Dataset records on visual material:
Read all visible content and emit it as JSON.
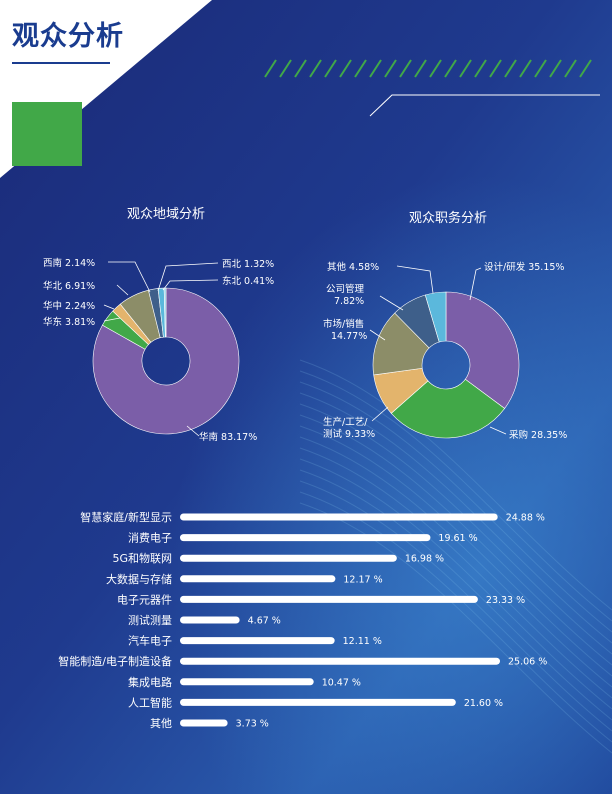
{
  "page_title": "观众分析",
  "colors": {
    "panel_bg": "#1c2d7e",
    "panel_bg_light": "#2b53a6",
    "accent_green": "#41a848",
    "title_blue": "#1a3c8f",
    "bar_fill": "#ffffff",
    "text_light": "#ffffff"
  },
  "chart_data": [
    {
      "type": "pie",
      "title": "观众地域分析",
      "slices": [
        {
          "label": "华南",
          "value": 83.17,
          "display": "83.17%",
          "color": "#7b5ea8"
        },
        {
          "label": "华东",
          "value": 3.81,
          "display": "3.81%",
          "color": "#41a848"
        },
        {
          "label": "华中",
          "value": 2.24,
          "display": "2.24%",
          "color": "#e3b46c"
        },
        {
          "label": "华北",
          "value": 6.91,
          "display": "6.91%",
          "color": "#8c8d68"
        },
        {
          "label": "西南",
          "value": 2.14,
          "display": "2.14%",
          "color": "#3e5f8a"
        },
        {
          "label": "西北",
          "value": 1.32,
          "display": "1.32%",
          "color": "#5bb8dc"
        },
        {
          "label": "东北",
          "value": 0.41,
          "display": "0.41%",
          "color": "#8ccfe4"
        }
      ]
    },
    {
      "type": "pie",
      "title": "观众职务分析",
      "slices": [
        {
          "label": "设计/研发",
          "value": 35.15,
          "display": "35.15%",
          "color": "#7b5ea8"
        },
        {
          "label": "采购",
          "value": 28.35,
          "display": "28.35%",
          "color": "#41a848"
        },
        {
          "label": "生产/工艺/测试",
          "value": 9.33,
          "display": "9.33%",
          "color": "#e3b46c"
        },
        {
          "label": "市场/销售",
          "value": 14.77,
          "display": "14.77%",
          "color": "#8c8d68"
        },
        {
          "label": "公司管理",
          "value": 7.82,
          "display": "7.82%",
          "color": "#3e5f8a"
        },
        {
          "label": "其他",
          "value": 4.58,
          "display": "4.58%",
          "color": "#5bb8dc"
        }
      ]
    },
    {
      "type": "bar",
      "orientation": "horizontal",
      "xlim": [
        0,
        26
      ],
      "categories": [
        "智慧家庭/新型显示",
        "消费电子",
        "5G和物联网",
        "大数据与存储",
        "电子元器件",
        "测试测量",
        "汽车电子",
        "智能制造/电子制造设备",
        "集成电路",
        "人工智能",
        "其他"
      ],
      "values": [
        24.88,
        19.61,
        16.98,
        12.17,
        23.33,
        4.67,
        12.11,
        25.06,
        10.47,
        21.6,
        3.73
      ],
      "value_labels": [
        "24.88 %",
        "19.61 %",
        "16.98 %",
        "12.17 %",
        "23.33 %",
        "4.67 %",
        "12.11 %",
        "25.06 %",
        "10.47 %",
        "21.60 %",
        "3.73 %"
      ]
    }
  ]
}
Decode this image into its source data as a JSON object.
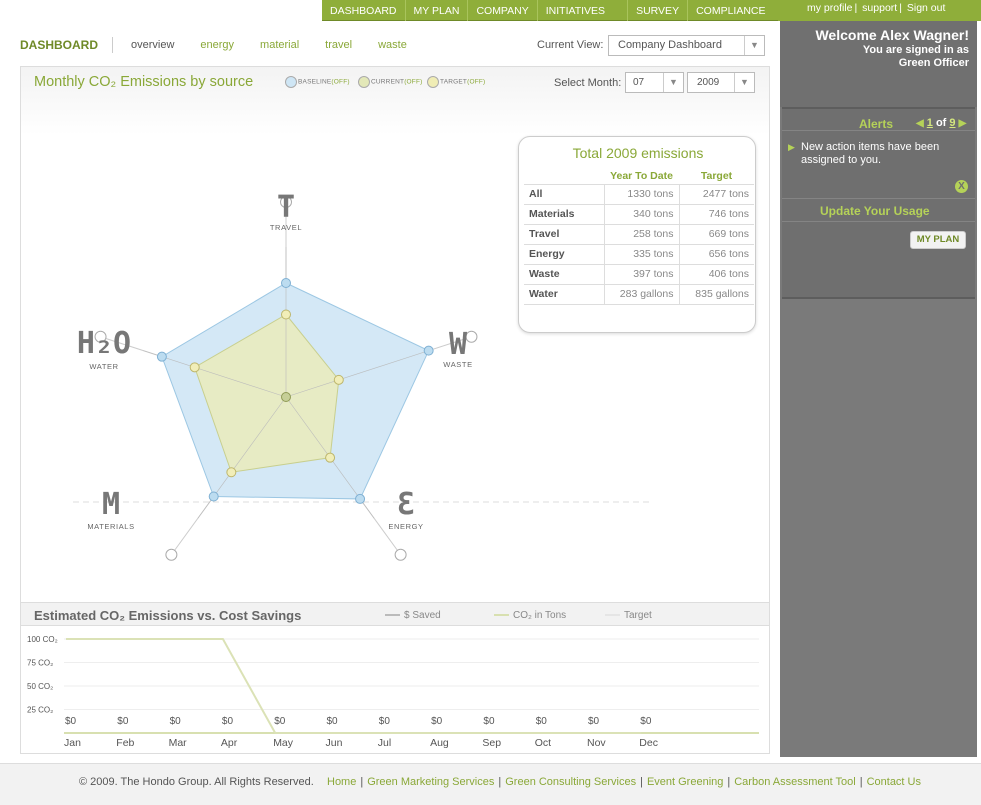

→ **OBJECTIVE**:
Repeat each record exactly, with the pictures left out.

→ **THE ANSWER**:
Read all visible content and emit it as JSON.
{
  "page_title": "观众分析",
  "colors": {
    "panel_bg": "#1c2d7e",
    "panel_bg_light": "#2b53a6",
    "accent_green": "#41a848",
    "title_blue": "#1a3c8f",
    "bar_fill": "#ffffff",
    "text_light": "#ffffff"
  },
  "chart_data": [
    {
      "type": "pie",
      "title": "观众地域分析",
      "slices": [
        {
          "label": "华南",
          "value": 83.17,
          "display": "83.17%",
          "color": "#7b5ea8"
        },
        {
          "label": "华东",
          "value": 3.81,
          "display": "3.81%",
          "color": "#41a848"
        },
        {
          "label": "华中",
          "value": 2.24,
          "display": "2.24%",
          "color": "#e3b46c"
        },
        {
          "label": "华北",
          "value": 6.91,
          "display": "6.91%",
          "color": "#8c8d68"
        },
        {
          "label": "西南",
          "value": 2.14,
          "display": "2.14%",
          "color": "#3e5f8a"
        },
        {
          "label": "西北",
          "value": 1.32,
          "display": "1.32%",
          "color": "#5bb8dc"
        },
        {
          "label": "东北",
          "value": 0.41,
          "display": "0.41%",
          "color": "#8ccfe4"
        }
      ]
    },
    {
      "type": "pie",
      "title": "观众职务分析",
      "slices": [
        {
          "label": "设计/研发",
          "value": 35.15,
          "display": "35.15%",
          "color": "#7b5ea8"
        },
        {
          "label": "采购",
          "value": 28.35,
          "display": "28.35%",
          "color": "#41a848"
        },
        {
          "label": "生产/工艺/测试",
          "value": 9.33,
          "display": "9.33%",
          "color": "#e3b46c"
        },
        {
          "label": "市场/销售",
          "value": 14.77,
          "display": "14.77%",
          "color": "#8c8d68"
        },
        {
          "label": "公司管理",
          "value": 7.82,
          "display": "7.82%",
          "color": "#3e5f8a"
        },
        {
          "label": "其他",
          "value": 4.58,
          "display": "4.58%",
          "color": "#5bb8dc"
        }
      ]
    },
    {
      "type": "bar",
      "orientation": "horizontal",
      "xlim": [
        0,
        26
      ],
      "categories": [
        "智慧家庭/新型显示",
        "消费电子",
        "5G和物联网",
        "大数据与存储",
        "电子元器件",
        "测试测量",
        "汽车电子",
        "智能制造/电子制造设备",
        "集成电路",
        "人工智能",
        "其他"
      ],
      "values": [
        24.88,
        19.61,
        16.98,
        12.17,
        23.33,
        4.67,
        12.11,
        25.06,
        10.47,
        21.6,
        3.73
      ],
      "value_labels": [
        "24.88 %",
        "19.61 %",
        "16.98 %",
        "12.17 %",
        "23.33 %",
        "4.67 %",
        "12.11 %",
        "25.06 %",
        "10.47 %",
        "21.60 %",
        "3.73 %"
      ]
    }
  ]
}
Decode this image into its source data as a JSON object.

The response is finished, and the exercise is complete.